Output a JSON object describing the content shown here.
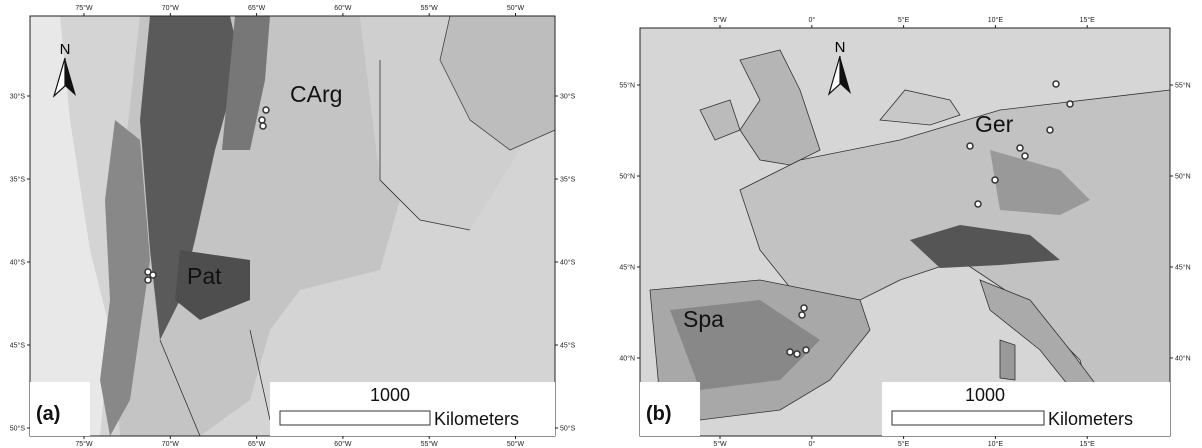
{
  "panels": [
    {
      "label": "(a)",
      "north": "N",
      "regions": [
        "CArg",
        "Pat"
      ],
      "lon_labels": [
        "75°W",
        "70°W",
        "65°W",
        "60°W",
        "55°W",
        "50°W"
      ],
      "lat_labels": [
        "30°S",
        "35°S",
        "40°S",
        "45°S",
        "50°S"
      ],
      "scale": {
        "distance": "1000",
        "unit": "Kilometers"
      }
    },
    {
      "label": "(b)",
      "north": "N",
      "regions": [
        "Spa",
        "Ger"
      ],
      "lon_labels": [
        "5°W",
        "0°",
        "5°E",
        "10°E",
        "15°E"
      ],
      "lat_labels": [
        "55°N",
        "50°N",
        "45°N",
        "40°N"
      ],
      "scale": {
        "distance": "1000",
        "unit": "Kilometers"
      }
    }
  ]
}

--------------------

Task objective — Print each of the records above exactly as written, leaving no picture in the copy.

Output below —
Output a JSON object describing the content shown here.
{
  "panels": [
    {
      "label": "(a)",
      "north": "N",
      "regions": [
        "CArg",
        "Pat"
      ],
      "lon_labels": [
        "75°W",
        "70°W",
        "65°W",
        "60°W",
        "55°W",
        "50°W"
      ],
      "lat_labels": [
        "30°S",
        "35°S",
        "40°S",
        "45°S",
        "50°S"
      ],
      "scale": {
        "distance": "1000",
        "unit": "Kilometers"
      }
    },
    {
      "label": "(b)",
      "north": "N",
      "regions": [
        "Spa",
        "Ger"
      ],
      "lon_labels": [
        "5°W",
        "0°",
        "5°E",
        "10°E",
        "15°E"
      ],
      "lat_labels": [
        "55°N",
        "50°N",
        "45°N",
        "40°N"
      ],
      "scale": {
        "distance": "1000",
        "unit": "Kilometers"
      }
    }
  ]
}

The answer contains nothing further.